Required task: Every line holding the string "viſcerum" should be gathered.

Supplied entries:
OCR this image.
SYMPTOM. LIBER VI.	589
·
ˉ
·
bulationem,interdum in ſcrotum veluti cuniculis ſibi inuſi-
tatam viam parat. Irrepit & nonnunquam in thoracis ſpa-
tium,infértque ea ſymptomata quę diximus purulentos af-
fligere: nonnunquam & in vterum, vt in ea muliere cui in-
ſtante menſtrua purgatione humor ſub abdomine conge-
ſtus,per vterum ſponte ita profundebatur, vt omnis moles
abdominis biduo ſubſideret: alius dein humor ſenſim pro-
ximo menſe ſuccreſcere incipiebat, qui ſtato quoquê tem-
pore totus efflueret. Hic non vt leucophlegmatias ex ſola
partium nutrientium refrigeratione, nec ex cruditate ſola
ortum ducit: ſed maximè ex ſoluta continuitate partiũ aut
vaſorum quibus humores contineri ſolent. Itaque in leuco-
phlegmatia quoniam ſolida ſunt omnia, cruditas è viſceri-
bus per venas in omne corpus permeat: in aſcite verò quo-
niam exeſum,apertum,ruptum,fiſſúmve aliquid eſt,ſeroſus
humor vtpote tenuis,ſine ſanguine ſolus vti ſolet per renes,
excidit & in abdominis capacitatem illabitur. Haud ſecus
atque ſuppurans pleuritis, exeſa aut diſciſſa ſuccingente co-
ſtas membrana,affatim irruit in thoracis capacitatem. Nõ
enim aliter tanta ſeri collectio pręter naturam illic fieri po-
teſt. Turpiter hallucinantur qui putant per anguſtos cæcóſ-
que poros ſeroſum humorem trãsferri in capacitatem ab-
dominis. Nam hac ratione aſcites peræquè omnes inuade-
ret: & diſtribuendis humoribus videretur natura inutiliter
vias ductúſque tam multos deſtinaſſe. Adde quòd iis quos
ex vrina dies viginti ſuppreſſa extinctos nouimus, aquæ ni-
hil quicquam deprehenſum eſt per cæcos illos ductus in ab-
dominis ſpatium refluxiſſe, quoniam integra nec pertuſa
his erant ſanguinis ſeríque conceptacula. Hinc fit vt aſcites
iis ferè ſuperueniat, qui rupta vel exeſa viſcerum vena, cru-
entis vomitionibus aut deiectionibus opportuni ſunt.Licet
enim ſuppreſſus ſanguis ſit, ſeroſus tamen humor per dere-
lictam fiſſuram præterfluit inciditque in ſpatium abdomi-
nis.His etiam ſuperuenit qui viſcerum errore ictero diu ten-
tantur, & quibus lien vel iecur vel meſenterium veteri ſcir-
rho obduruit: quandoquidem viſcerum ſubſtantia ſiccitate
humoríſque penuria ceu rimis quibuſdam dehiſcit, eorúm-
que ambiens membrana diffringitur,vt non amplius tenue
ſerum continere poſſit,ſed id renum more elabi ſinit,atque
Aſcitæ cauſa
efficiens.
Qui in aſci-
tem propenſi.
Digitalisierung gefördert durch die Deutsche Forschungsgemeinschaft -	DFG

Result for this task:
iis ferè ſuperueniat, qui rupta vel exeſa viſcerum vena, cru-
nis.His etiam ſuperuenit qui viſcerum errore ictero diu ten-
rho obduruit: quandoquidem viſcerum ſubſtantia ſiccitate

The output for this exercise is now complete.